--- To be done ---
Check each line of the records below for the word "prativash" and copy those where it appears.

--- Provided data ---
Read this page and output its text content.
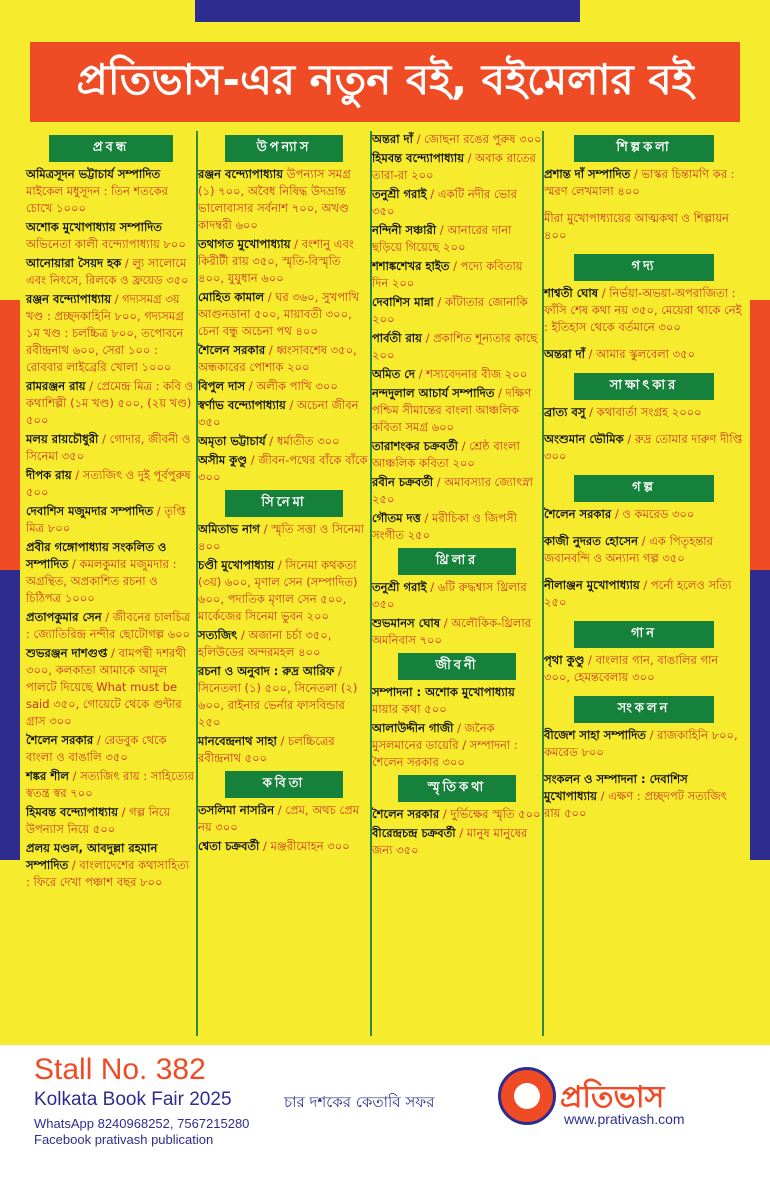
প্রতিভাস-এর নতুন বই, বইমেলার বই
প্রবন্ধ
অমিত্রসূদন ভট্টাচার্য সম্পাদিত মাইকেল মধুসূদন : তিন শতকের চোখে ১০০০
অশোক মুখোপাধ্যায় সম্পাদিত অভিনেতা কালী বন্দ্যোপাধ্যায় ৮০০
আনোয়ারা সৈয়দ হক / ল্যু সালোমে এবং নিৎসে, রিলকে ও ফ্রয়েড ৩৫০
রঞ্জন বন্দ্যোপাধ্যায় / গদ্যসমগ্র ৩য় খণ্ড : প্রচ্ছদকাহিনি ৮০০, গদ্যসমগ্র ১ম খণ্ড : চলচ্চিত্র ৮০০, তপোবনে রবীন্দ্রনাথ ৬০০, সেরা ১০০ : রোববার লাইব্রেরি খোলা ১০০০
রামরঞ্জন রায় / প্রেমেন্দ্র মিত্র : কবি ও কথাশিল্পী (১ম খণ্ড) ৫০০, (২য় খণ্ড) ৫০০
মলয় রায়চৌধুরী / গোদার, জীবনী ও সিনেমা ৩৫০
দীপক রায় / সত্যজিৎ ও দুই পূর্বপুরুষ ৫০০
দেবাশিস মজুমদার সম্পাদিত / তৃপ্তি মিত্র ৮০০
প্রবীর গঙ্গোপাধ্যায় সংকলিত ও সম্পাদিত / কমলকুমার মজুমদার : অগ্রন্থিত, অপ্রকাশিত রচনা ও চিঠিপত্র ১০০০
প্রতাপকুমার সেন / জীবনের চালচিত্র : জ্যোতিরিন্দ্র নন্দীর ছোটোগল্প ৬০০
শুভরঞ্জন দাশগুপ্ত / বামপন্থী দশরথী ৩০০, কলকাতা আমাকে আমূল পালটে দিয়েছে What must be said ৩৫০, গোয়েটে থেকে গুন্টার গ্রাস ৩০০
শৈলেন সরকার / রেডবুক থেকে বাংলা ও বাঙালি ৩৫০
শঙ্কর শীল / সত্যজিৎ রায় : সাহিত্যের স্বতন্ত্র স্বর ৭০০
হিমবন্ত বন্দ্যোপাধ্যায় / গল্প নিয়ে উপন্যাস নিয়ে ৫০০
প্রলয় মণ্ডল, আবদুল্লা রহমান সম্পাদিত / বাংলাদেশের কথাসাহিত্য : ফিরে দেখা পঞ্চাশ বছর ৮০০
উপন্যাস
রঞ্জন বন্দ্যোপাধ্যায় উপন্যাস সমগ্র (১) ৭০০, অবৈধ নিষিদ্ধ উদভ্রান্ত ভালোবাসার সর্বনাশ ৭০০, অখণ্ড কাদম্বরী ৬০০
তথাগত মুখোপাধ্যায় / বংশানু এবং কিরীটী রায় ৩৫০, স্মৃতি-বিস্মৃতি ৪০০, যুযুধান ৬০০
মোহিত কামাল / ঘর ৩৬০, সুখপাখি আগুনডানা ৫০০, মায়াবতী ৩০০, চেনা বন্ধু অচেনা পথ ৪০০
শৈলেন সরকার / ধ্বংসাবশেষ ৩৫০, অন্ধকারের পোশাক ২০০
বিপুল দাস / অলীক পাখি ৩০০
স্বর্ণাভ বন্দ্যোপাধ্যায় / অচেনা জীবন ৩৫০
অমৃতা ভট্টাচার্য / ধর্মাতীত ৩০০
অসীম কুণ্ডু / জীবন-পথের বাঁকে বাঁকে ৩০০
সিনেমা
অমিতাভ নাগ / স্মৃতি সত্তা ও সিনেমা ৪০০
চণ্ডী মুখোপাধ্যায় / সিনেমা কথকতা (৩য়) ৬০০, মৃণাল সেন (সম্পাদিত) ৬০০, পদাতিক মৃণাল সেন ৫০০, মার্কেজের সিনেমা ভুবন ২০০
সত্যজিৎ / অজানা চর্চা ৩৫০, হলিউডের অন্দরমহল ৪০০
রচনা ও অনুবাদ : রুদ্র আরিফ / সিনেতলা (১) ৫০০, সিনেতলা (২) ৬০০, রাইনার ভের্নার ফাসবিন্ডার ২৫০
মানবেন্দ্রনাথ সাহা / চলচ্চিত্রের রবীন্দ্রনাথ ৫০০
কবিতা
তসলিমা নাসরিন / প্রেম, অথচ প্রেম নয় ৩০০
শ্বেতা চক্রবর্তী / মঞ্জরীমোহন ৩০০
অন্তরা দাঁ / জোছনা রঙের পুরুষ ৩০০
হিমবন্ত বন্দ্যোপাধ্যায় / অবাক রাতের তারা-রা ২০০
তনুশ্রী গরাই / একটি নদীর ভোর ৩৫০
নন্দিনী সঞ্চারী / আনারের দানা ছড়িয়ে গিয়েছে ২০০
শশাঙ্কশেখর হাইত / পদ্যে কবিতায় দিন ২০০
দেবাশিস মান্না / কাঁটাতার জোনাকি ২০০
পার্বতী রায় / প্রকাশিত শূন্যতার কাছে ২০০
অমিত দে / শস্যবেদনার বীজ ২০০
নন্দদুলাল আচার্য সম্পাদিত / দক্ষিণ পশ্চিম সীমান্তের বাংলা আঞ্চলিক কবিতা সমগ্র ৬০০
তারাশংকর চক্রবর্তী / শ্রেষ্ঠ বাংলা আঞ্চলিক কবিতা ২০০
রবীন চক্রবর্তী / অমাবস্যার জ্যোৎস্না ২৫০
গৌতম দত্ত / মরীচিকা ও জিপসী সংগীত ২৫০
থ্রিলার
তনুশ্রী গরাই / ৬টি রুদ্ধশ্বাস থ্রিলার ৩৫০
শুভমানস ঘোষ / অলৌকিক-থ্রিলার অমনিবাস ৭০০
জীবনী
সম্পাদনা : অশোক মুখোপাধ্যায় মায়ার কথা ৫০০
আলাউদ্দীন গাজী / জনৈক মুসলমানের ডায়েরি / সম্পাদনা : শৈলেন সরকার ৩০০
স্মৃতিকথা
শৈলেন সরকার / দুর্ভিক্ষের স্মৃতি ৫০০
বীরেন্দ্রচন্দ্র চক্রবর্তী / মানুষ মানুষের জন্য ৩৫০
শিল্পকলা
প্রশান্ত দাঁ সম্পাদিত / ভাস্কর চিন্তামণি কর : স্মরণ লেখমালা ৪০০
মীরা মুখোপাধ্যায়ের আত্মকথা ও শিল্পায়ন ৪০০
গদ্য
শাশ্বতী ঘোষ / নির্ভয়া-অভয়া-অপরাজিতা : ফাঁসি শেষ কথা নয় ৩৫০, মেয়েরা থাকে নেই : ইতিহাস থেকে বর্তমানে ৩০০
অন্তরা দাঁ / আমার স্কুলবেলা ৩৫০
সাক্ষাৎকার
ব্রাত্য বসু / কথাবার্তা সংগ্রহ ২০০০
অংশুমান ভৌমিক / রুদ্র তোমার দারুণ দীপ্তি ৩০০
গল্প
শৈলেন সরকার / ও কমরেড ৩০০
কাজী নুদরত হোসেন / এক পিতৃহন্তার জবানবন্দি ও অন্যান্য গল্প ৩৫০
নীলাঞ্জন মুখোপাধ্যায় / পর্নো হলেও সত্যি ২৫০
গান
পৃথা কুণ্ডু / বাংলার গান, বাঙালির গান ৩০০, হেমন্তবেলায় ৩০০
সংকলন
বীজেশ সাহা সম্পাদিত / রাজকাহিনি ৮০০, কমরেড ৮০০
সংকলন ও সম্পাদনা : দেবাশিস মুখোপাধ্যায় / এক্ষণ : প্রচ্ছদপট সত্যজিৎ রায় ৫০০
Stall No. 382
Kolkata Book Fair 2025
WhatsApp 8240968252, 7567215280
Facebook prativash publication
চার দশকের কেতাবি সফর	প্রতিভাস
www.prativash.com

--- Answer for this exercise ---
Facebook prativash publication
www.prativash.com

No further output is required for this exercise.